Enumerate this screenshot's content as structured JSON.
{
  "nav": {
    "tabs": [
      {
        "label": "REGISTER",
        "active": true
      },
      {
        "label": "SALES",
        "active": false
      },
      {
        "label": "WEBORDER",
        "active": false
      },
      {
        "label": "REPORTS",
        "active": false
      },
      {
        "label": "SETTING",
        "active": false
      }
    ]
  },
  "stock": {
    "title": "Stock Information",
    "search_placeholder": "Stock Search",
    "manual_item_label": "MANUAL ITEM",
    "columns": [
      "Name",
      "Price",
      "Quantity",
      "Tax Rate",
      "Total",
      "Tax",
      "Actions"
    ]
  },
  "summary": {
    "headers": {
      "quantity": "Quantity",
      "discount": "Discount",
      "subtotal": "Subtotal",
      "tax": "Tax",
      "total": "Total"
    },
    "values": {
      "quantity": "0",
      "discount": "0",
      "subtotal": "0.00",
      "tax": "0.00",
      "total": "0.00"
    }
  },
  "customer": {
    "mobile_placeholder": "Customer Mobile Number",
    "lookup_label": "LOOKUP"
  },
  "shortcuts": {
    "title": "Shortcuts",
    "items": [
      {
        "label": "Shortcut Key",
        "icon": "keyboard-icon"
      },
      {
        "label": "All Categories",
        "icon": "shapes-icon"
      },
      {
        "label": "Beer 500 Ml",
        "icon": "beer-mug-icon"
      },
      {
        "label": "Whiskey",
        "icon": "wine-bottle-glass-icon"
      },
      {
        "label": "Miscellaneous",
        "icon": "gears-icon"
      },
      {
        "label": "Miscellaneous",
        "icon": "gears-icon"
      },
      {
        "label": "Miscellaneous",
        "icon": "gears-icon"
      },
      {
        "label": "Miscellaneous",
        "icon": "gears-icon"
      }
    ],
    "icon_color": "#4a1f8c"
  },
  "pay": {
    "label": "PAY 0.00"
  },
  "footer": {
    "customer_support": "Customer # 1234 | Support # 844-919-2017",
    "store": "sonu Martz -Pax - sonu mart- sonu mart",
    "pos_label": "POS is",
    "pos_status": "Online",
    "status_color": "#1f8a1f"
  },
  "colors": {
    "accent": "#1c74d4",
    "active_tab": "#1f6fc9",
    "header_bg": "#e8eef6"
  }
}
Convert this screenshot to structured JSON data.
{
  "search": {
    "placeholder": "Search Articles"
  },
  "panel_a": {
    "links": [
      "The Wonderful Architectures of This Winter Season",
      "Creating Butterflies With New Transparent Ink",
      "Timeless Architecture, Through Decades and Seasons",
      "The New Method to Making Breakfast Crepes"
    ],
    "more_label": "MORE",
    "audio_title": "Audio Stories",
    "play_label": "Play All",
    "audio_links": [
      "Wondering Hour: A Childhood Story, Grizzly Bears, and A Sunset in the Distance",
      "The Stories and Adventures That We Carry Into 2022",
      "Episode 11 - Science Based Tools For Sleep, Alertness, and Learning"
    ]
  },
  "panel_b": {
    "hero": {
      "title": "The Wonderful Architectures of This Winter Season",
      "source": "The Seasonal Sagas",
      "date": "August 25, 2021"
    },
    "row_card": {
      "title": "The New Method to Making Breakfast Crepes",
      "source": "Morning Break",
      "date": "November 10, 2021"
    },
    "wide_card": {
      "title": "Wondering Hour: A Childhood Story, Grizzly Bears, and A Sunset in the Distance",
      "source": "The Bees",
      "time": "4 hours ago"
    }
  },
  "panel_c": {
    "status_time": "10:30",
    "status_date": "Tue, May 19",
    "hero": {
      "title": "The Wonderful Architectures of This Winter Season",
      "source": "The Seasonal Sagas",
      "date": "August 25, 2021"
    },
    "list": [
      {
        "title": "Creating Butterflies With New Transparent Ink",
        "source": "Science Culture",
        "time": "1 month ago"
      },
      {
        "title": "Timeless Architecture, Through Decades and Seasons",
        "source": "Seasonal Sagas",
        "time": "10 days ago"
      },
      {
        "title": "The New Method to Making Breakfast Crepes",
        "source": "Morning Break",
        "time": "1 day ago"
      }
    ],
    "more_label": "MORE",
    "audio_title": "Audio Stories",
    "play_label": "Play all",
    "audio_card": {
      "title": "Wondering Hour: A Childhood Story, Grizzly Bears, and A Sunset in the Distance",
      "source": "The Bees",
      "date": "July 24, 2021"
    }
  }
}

+++

* [STATED PROBLEM]:
Extract each line from the listing that holds the word "Timeless".

* [OUTPUT BELOW]:
      "Timeless Architecture, Through Decades and Seasons",
        "title": "Timeless Architecture, Through Decades and Seasons",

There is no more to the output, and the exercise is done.